◆ Extrait de page
◇ ◇ ◇

Harry Potter et le prisonnier d'Azkaban

Film américain de Alfonso Cuaron

Avec Daniel Radcliffe, Emma Watson, Rupert Grint, Gary Oldman





Par Clémentine Gallot
 
Sortie le 02-06-2004

Durée: 2h30

 

Braguette magique (Harry Potter : ou comment s’en débarrasser)

Le jeune sorcier intermittent et désormais sponsorisé (Adidas) est de retour, un an après La chambre des secrets : l’acteur de quatorze ans, rattrapé par son personnage glabre de 13 ans, sera bientôt barbu avant la fin de la saga…
Amitiés en péril, démons intérieurs et agités du bocal forment cette fois une intrigue où l’adolescence potterienne fait une entrée fracassante. Le prisonnier d’Azkaban échappe à la facture du vomitif Chris Colombus. Il est évincé par le très en verve et très mexicain Alfonso Cuaròn à qui l’on doit le corsé Y tu mamà tambien !. Le film jouit évidemment d’une relative liberté d’inspiration (pas trop quand même; il répond à l’univers codé de la série).


En 2 h 30 (!) et à grand renfort de tambours rythmant une ritournelle d’affrontements entre désaxés du mal et (chapi)chapeaux pointus, le manoir de Poudlard voit nos trois comparses à nouveau réunis. Le grimaçant Ron (et son non moins grimaçant rat Croutard) assiste, impavide, aux émois du preux Harry, ce dernier feignant de rester insensible aux caresses de sa douce mie, l’hyper rationaliste Hermione (la Scully du tandem) chipie à l’avenir de Spice Girl. Le film pourrait presque emporter l’adhésion, porté par les performances distrayantes de Gary Oldman (prisonnier déguenillé en fuite, aux mimiques calquées sur les prélats hystériques de Bacon), Emma Thompson (binoclarde, illuminée de service) et les deux très britanniques collaborateurs de Mike Leigh : Thimothy Spall et David Thewlis.

◇ ◇ ◇

◆ À faire
1 > D'après la critique du film Harry Potter et le prisonnier d'Azkaban, combien de temps dure le film ?
2 > Rédigez la suite de la critique du film Harry Potter et le prisonnier d'Azkaban, à partir de sa dernière phrase.
Les enregistrements ne servent à rien ici.

◇ ◇ ◇

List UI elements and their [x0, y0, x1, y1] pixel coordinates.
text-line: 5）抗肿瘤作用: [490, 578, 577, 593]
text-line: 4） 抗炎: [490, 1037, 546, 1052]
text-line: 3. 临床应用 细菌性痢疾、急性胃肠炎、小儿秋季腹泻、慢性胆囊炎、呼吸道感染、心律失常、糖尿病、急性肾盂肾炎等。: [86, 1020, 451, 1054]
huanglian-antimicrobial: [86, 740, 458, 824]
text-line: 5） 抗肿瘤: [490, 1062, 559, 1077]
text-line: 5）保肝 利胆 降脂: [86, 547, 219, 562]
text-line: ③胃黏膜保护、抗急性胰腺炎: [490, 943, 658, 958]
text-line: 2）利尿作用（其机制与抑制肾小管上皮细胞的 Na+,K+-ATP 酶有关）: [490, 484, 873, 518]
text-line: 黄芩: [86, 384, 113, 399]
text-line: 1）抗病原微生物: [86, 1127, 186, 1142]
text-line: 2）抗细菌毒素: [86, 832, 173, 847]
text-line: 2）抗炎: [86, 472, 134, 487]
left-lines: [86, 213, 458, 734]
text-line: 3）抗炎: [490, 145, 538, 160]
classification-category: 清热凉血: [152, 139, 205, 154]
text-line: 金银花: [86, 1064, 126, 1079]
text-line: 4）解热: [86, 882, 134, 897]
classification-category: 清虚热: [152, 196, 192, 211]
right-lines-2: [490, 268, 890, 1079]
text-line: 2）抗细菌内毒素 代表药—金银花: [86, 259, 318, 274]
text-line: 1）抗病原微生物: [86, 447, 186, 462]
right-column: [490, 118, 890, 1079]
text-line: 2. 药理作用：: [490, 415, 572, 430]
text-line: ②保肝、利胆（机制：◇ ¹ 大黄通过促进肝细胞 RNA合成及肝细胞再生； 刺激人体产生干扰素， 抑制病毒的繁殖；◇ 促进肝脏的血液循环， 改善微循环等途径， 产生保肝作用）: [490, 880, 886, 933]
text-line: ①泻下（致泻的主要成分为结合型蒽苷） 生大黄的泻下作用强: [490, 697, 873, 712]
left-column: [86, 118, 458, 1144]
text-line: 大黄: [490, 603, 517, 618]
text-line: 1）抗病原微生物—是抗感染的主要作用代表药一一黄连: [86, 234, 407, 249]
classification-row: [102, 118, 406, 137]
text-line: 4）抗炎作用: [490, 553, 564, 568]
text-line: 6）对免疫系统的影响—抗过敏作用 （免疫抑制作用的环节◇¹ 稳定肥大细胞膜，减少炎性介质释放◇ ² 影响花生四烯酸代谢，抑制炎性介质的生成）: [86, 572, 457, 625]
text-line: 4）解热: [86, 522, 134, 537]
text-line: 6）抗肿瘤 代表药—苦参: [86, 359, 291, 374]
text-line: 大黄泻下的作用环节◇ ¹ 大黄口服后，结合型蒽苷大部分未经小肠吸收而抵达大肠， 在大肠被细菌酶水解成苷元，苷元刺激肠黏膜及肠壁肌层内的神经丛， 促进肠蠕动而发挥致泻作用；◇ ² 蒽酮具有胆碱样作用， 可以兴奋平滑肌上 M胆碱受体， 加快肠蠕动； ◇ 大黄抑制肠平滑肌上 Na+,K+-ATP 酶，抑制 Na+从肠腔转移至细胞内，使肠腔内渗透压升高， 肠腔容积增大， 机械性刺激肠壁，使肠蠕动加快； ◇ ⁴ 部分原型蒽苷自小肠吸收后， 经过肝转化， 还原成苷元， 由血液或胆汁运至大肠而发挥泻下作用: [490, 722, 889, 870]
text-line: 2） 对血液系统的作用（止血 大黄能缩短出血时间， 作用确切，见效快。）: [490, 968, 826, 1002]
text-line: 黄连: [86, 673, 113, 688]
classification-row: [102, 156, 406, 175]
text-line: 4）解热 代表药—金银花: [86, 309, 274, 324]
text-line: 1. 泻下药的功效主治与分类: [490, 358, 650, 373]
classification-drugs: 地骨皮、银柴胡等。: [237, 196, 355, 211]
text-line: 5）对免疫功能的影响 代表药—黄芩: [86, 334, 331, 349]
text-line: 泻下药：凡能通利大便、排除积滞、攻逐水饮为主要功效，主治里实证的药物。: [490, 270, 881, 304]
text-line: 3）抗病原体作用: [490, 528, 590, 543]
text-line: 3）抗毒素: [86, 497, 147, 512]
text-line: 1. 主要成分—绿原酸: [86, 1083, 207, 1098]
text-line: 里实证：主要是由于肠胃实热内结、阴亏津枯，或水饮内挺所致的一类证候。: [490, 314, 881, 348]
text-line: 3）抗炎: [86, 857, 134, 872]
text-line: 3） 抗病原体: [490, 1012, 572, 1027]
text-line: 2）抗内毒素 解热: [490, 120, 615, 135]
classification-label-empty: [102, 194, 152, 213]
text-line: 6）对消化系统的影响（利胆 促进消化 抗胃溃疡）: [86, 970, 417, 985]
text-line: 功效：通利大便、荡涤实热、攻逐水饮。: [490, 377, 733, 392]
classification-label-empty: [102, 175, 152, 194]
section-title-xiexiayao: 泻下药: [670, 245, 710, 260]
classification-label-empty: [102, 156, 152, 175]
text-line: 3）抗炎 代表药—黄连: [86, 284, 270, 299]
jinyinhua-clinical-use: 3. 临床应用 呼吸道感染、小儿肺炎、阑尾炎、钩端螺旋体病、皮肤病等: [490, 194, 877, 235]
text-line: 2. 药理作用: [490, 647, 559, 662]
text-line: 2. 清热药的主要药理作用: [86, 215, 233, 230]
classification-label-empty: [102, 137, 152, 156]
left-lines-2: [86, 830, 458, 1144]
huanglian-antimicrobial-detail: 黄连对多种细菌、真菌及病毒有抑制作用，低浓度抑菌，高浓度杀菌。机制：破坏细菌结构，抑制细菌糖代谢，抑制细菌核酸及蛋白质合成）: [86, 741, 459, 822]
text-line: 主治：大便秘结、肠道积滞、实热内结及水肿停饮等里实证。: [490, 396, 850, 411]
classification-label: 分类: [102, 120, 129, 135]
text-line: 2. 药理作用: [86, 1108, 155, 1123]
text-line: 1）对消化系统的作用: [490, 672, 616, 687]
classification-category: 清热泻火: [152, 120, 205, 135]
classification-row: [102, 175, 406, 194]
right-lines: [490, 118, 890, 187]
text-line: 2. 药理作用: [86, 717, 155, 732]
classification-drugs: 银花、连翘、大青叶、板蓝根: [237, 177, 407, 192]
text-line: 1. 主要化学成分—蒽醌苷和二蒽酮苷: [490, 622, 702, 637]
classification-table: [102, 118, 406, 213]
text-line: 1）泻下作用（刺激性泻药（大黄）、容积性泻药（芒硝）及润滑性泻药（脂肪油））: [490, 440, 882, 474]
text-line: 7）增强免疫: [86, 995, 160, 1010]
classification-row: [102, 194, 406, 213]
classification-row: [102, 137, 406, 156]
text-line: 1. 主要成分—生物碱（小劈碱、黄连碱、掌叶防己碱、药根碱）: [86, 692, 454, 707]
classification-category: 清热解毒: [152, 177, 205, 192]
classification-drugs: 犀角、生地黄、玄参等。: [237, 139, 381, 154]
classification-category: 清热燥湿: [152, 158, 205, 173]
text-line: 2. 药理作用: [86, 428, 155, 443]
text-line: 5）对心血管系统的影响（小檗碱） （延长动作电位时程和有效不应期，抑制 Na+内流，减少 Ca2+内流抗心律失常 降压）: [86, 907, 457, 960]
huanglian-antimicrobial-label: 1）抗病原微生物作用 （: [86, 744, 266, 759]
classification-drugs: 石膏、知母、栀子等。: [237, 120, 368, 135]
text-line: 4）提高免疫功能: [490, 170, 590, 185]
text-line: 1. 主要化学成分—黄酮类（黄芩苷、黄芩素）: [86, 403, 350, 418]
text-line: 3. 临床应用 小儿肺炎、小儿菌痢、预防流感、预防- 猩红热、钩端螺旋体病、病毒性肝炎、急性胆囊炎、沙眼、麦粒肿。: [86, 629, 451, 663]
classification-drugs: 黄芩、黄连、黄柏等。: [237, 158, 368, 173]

◇ ◇ ◇

◆ Réponses aux tâches
1 > Le film dure 2h30.

2 >
Contre le carcan de l’univers « Harry Potter », qui bride l’imaginaire, le cinéaste multiplie les clins d’oeils (pour parer peut-être, aussi, à l’ennui du parent somnolant ?) : comme dans cette séquence où nos héros se dédoublent pour visionner la scène qu’ils viennent de jouer et en proposer une variante - petite mise en abyme cinématographique, le méta-Harry fait mâle -.

Le terme de cette éprouvante trilogie n’offre guère de réelle surprise, mais emplit néanmoins sa feuille de route. On se frotte les mains : en attendant que se noue une romance torride (sous cape), ou un mariage de convenance, entre sorciers, Le Prisonnier d’Azkaban répond au cheminement de ses jeunes héros, plus sombre (plus intéressant ? à voir.) mais incapable de se détourner totalement de l’enfance. Le diagnostic est donc formel : rien dans le slip (pour l’instant).